(Data items)

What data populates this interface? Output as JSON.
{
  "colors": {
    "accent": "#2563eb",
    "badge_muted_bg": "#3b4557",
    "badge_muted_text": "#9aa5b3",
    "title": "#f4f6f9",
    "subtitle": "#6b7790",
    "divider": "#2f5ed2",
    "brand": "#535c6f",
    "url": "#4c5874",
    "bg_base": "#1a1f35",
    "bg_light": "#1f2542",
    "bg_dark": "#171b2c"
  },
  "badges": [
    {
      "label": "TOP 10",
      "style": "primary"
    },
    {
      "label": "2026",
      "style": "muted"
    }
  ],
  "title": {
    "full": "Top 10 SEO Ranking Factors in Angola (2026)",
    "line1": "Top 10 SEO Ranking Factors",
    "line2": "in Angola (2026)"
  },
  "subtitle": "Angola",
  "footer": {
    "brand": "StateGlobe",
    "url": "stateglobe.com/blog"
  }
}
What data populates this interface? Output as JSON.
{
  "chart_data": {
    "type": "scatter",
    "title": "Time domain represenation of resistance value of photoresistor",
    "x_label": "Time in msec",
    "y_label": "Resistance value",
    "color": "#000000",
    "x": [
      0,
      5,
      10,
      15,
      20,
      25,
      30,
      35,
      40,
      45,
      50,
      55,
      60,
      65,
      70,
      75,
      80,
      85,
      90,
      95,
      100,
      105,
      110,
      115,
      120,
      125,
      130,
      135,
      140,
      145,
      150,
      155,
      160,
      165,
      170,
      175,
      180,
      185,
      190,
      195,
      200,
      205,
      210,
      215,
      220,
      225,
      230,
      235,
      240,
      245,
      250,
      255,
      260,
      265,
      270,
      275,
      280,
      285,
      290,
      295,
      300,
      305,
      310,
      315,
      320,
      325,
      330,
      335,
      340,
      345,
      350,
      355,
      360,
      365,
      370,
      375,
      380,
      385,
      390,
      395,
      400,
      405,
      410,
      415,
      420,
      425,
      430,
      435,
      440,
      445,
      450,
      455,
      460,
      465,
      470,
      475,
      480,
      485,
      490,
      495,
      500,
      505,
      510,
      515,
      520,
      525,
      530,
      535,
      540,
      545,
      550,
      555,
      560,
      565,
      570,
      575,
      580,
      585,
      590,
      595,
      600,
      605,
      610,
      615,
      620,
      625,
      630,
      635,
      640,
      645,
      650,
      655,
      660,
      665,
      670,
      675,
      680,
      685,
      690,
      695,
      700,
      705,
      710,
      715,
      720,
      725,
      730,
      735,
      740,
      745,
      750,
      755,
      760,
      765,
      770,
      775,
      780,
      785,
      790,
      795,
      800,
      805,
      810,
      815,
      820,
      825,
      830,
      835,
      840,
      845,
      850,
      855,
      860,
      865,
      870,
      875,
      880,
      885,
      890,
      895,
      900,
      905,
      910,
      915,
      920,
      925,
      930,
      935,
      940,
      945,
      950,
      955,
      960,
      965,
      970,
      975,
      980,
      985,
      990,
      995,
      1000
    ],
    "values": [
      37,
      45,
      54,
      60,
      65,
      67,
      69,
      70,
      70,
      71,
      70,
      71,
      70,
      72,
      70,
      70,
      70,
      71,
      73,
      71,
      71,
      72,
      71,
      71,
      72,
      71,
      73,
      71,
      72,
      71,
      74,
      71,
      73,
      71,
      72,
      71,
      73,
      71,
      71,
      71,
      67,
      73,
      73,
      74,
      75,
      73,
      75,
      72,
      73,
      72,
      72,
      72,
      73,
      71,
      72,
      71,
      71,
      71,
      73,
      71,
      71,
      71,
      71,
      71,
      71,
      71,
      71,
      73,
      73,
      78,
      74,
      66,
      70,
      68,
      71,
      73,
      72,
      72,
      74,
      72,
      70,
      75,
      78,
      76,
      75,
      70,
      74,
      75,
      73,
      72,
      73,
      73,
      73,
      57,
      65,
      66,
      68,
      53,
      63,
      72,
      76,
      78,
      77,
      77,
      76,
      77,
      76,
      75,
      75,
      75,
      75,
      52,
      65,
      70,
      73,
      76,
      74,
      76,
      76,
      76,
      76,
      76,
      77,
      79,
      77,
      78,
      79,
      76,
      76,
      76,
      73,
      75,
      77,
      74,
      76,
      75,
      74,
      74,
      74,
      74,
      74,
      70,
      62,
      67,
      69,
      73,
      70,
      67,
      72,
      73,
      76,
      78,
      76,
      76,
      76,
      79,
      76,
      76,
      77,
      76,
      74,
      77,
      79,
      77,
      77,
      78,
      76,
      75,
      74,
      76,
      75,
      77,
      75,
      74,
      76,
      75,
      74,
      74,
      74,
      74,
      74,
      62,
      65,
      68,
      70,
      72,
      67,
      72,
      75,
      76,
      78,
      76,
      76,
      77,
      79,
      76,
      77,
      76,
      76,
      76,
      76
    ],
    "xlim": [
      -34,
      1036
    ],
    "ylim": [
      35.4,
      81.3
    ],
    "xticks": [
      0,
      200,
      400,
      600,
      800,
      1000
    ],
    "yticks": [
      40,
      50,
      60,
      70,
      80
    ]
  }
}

Aim —
Emit the records above again, exactly, with no line skipped.

Answer to this task —
What data populates this interface? Output as JSON.
{
  "colors": {
    "accent": "#2563eb",
    "badge_muted_bg": "#3b4557",
    "badge_muted_text": "#9aa5b3",
    "title": "#f4f6f9",
    "subtitle": "#6b7790",
    "divider": "#2f5ed2",
    "brand": "#535c6f",
    "url": "#4c5874",
    "bg_base": "#1a1f35",
    "bg_light": "#1f2542",
    "bg_dark": "#171b2c"
  },
  "badges": [
    {
      "label": "TOP 10",
      "style": "primary"
    },
    {
      "label": "2026",
      "style": "muted"
    }
  ],
  "title": {
    "full": "Top 10 SEO Ranking Factors in Angola (2026)",
    "line1": "Top 10 SEO Ranking Factors",
    "line2": "in Angola (2026)"
  },
  "subtitle": "Angola",
  "footer": {
    "brand": "StateGlobe",
    "url": "stateglobe.com/blog"
  }
}
What data populates this interface? Output as JSON.
{
  "chart_data": {
    "type": "scatter",
    "title": "Time domain represenation of resistance value of photoresistor",
    "x_label": "Time in msec",
    "y_label": "Resistance value",
    "color": "#000000",
    "x": [
      0,
      5,
      10,
      15,
      20,
      25,
      30,
      35,
      40,
      45,
      50,
      55,
      60,
      65,
      70,
      75,
      80,
      85,
      90,
      95,
      100,
      105,
      110,
      115,
      120,
      125,
      130,
      135,
      140,
      145,
      150,
      155,
      160,
      165,
      170,
      175,
      180,
      185,
      190,
      195,
      200,
      205,
      210,
      215,
      220,
      225,
      230,
      235,
      240,
      245,
      250,
      255,
      260,
      265,
      270,
      275,
      280,
      285,
      290,
      295,
      300,
      305,
      310,
      315,
      320,
      325,
      330,
      335,
      340,
      345,
      350,
      355,
      360,
      365,
      370,
      375,
      380,
      385,
      390,
      395,
      400,
      405,
      410,
      415,
      420,
      425,
      430,
      435,
      440,
      445,
      450,
      455,
      460,
      465,
      470,
      475,
      480,
      485,
      490,
      495,
      500,
      505,
      510,
      515,
      520,
      525,
      530,
      535,
      540,
      545,
      550,
      555,
      560,
      565,
      570,
      575,
      580,
      585,
      590,
      595,
      600,
      605,
      610,
      615,
      620,
      625,
      630,
      635,
      640,
      645,
      650,
      655,
      660,
      665,
      670,
      675,
      680,
      685,
      690,
      695,
      700,
      705,
      710,
      715,
      720,
      725,
      730,
      735,
      740,
      745,
      750,
      755,
      760,
      765,
      770,
      775,
      780,
      785,
      790,
      795,
      800,
      805,
      810,
      815,
      820,
      825,
      830,
      835,
      840,
      845,
      850,
      855,
      860,
      865,
      870,
      875,
      880,
      885,
      890,
      895,
      900,
      905,
      910,
      915,
      920,
      925,
      930,
      935,
      940,
      945,
      950,
      955,
      960,
      965,
      970,
      975,
      980,
      985,
      990,
      995,
      1000
    ],
    "values": [
      37,
      45,
      54,
      60,
      65,
      67,
      69,
      70,
      70,
      71,
      70,
      71,
      70,
      72,
      70,
      70,
      70,
      71,
      73,
      71,
      71,
      72,
      71,
      71,
      72,
      71,
      73,
      71,
      72,
      71,
      74,
      71,
      73,
      71,
      72,
      71,
      73,
      71,
      71,
      71,
      67,
      73,
      73,
      74,
      75,
      73,
      75,
      72,
      73,
      72,
      72,
      72,
      73,
      71,
      72,
      71,
      71,
      71,
      73,
      71,
      71,
      71,
      71,
      71,
      71,
      71,
      71,
      73,
      73,
      78,
      74,
      66,
      70,
      68,
      71,
      73,
      72,
      72,
      74,
      72,
      70,
      75,
      78,
      76,
      75,
      70,
      74,
      75,
      73,
      72,
      73,
      73,
      73,
      57,
      65,
      66,
      68,
      53,
      63,
      72,
      76,
      78,
      77,
      77,
      76,
      77,
      76,
      75,
      75,
      75,
      75,
      52,
      65,
      70,
      73,
      76,
      74,
      76,
      76,
      76,
      76,
      76,
      77,
      79,
      77,
      78,
      79,
      76,
      76,
      76,
      73,
      75,
      77,
      74,
      76,
      75,
      74,
      74,
      74,
      74,
      74,
      70,
      62,
      67,
      69,
      73,
      70,
      67,
      72,
      73,
      76,
      78,
      76,
      76,
      76,
      79,
      76,
      76,
      77,
      76,
      74,
      77,
      79,
      77,
      77,
      78,
      76,
      75,
      74,
      76,
      75,
      77,
      75,
      74,
      76,
      75,
      74,
      74,
      74,
      74,
      74,
      62,
      65,
      68,
      70,
      72,
      67,
      72,
      75,
      76,
      78,
      76,
      76,
      77,
      79,
      76,
      77,
      76,
      76,
      76,
      76
    ],
    "xlim": [
      -34,
      1036
    ],
    "ylim": [
      35.4,
      81.3
    ],
    "xticks": [
      0,
      200,
      400,
      600,
      800,
      1000
    ],
    "yticks": [
      40,
      50,
      60,
      70,
      80
    ]
  }
}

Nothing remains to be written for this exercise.